§ PROBLEM DESCRIPTION
Using the records provided below, locate and copy each line that contains the word "JSON".
======== ENTRIES SHOWN
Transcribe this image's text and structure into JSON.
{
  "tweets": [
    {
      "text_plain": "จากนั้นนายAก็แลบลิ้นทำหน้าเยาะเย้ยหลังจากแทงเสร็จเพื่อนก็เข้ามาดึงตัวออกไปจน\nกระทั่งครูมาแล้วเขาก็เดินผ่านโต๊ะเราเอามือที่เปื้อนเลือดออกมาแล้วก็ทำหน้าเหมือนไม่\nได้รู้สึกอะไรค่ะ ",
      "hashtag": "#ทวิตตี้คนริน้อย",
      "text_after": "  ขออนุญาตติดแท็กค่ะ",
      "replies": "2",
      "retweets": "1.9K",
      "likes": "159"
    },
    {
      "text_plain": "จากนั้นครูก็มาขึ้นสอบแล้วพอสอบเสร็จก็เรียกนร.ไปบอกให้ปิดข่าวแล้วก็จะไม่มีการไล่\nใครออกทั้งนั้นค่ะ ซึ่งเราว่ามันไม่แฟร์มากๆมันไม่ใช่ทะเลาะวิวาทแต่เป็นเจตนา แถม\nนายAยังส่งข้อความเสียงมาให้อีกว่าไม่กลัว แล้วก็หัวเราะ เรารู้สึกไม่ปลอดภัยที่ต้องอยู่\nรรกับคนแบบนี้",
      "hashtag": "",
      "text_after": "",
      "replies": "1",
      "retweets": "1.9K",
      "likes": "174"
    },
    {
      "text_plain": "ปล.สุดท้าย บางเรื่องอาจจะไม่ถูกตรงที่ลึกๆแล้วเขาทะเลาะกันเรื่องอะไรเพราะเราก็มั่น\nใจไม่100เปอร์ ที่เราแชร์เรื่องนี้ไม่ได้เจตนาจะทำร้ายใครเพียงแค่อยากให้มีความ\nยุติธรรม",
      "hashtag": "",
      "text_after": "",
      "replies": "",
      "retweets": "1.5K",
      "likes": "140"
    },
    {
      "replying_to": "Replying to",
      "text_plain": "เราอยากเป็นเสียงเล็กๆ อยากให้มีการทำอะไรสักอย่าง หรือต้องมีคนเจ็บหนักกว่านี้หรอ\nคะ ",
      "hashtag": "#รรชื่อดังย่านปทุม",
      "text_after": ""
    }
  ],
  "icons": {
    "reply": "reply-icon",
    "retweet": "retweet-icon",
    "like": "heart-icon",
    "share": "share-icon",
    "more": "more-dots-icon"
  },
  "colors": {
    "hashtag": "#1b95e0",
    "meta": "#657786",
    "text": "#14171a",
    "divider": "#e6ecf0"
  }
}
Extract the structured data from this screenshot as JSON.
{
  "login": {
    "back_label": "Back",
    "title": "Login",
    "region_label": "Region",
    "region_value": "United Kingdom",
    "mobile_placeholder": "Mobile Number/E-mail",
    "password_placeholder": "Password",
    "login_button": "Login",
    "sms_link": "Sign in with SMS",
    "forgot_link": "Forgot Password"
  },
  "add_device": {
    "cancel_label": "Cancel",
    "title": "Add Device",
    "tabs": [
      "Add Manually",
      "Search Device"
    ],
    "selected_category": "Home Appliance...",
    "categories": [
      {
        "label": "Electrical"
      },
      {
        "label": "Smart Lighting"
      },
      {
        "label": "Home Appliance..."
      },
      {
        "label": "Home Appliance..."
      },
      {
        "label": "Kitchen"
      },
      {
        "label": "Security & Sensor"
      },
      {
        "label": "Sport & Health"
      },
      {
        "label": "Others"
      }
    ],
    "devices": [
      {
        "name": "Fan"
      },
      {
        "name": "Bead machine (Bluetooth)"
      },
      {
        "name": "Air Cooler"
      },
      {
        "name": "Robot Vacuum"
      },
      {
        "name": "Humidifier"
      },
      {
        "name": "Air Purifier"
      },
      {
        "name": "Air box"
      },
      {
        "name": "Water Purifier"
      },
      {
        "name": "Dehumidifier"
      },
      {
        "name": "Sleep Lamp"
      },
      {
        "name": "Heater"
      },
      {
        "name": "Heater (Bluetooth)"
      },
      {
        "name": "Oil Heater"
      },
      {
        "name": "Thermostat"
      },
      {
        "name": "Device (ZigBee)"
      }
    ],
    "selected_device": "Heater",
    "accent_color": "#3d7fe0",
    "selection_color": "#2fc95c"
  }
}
================
§ OUTPUT BELOW
Transcribe this image's text and structure into JSON.
Extract the structured data from this screenshot as JSON.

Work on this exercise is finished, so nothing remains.